What you should do:
Please return all lines from the records below that include the string "type".

Given data:

::::

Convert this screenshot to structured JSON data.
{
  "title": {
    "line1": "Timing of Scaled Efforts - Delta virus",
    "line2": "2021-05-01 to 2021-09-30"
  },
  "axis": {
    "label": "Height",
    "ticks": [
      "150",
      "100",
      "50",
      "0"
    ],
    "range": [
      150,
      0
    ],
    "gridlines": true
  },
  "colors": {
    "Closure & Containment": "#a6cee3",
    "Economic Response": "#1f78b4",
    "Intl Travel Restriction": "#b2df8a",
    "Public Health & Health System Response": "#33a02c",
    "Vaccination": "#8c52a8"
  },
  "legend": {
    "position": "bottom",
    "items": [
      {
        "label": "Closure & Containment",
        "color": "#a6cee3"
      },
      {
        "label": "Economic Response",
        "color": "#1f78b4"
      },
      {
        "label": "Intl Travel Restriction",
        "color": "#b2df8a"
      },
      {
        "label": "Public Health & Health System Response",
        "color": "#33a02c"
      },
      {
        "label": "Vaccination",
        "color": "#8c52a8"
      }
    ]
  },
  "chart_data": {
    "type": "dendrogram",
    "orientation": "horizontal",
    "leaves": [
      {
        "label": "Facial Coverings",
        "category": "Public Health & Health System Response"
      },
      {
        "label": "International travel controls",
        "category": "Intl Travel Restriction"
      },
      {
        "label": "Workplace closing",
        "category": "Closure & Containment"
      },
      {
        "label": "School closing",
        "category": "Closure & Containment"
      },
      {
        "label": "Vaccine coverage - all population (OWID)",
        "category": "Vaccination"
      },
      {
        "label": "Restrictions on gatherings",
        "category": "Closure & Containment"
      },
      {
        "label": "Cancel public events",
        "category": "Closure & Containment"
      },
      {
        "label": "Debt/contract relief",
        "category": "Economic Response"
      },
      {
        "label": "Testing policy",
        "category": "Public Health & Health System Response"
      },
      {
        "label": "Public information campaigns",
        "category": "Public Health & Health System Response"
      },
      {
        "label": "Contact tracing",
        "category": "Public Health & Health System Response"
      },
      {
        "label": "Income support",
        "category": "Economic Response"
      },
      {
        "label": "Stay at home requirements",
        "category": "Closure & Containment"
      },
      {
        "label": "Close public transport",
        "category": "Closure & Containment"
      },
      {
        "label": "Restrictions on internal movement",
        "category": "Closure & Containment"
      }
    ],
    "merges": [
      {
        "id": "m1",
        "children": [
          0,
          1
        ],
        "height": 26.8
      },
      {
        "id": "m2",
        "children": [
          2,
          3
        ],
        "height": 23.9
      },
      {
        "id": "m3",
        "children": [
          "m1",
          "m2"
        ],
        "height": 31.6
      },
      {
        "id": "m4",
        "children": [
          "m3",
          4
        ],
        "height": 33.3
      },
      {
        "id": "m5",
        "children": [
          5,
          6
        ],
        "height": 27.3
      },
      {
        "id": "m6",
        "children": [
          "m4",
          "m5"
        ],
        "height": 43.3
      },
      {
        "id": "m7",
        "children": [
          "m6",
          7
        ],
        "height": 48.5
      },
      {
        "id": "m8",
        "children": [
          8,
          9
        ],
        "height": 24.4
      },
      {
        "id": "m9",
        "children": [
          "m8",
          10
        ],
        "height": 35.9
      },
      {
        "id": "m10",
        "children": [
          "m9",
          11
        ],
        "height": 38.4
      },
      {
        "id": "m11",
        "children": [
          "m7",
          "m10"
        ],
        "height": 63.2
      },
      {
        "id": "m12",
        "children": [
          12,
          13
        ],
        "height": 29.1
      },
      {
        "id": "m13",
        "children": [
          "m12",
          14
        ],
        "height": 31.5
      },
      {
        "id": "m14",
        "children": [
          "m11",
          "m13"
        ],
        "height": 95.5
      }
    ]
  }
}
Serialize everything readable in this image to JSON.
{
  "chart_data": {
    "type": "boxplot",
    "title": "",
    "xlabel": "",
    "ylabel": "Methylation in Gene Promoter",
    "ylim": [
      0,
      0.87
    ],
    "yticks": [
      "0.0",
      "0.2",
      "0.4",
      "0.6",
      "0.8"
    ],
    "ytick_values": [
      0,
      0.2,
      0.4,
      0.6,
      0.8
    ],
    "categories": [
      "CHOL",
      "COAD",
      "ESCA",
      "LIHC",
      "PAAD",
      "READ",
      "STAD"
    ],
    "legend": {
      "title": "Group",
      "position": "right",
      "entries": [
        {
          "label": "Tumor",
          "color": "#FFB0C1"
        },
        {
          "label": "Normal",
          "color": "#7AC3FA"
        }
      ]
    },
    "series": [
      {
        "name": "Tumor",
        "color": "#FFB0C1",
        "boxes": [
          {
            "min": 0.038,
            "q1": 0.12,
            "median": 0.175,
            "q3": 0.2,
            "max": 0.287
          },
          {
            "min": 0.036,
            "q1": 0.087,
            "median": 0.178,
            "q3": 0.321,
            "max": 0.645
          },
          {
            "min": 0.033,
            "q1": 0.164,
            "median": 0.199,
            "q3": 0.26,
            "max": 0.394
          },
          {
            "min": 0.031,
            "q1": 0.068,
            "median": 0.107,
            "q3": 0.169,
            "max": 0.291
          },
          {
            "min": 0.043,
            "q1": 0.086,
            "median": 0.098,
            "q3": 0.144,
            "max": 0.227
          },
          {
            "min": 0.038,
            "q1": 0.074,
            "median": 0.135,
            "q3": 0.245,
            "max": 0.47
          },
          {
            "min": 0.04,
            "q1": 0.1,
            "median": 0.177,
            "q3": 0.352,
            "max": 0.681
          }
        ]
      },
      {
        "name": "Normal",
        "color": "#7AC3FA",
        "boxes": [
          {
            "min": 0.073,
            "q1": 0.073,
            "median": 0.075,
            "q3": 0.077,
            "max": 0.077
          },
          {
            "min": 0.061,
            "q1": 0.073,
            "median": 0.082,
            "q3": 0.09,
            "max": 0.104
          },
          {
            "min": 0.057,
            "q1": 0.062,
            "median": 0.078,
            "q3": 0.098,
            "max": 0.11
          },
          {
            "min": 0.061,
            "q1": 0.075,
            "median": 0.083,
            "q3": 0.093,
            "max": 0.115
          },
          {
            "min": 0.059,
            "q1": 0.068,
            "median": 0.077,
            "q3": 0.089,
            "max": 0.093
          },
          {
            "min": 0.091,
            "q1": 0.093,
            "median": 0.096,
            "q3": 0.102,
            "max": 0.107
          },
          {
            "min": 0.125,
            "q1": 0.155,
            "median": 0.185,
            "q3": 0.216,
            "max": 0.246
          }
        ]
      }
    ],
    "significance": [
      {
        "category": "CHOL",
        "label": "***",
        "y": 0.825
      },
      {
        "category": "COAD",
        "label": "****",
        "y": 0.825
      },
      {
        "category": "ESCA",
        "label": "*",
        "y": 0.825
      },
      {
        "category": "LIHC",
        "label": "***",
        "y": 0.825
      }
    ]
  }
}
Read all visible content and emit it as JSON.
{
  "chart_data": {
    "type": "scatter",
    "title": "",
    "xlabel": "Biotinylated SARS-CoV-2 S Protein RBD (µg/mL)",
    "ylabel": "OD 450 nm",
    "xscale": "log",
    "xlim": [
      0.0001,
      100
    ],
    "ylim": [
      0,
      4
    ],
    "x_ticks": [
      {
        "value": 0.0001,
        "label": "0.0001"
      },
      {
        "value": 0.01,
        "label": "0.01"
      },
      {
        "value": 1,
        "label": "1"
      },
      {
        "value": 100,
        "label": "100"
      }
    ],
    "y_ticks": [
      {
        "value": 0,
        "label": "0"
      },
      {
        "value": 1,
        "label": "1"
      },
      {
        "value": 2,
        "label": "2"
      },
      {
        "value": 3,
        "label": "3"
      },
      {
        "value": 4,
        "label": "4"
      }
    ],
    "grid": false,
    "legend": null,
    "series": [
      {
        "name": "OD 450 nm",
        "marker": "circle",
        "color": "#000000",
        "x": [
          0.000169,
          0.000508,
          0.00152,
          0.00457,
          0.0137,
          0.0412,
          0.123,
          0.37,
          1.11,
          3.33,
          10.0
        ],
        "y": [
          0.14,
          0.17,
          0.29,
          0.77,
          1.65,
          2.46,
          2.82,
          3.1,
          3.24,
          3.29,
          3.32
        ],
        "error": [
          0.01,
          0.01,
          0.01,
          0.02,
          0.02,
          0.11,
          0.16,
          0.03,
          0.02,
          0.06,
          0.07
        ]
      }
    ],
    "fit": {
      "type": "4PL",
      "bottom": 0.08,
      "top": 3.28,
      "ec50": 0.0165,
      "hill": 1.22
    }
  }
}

::::

Solution to this problem:
    "type": "dendrogram",
    "type": "boxplot",
    "type": "scatter",
      "type": "4PL",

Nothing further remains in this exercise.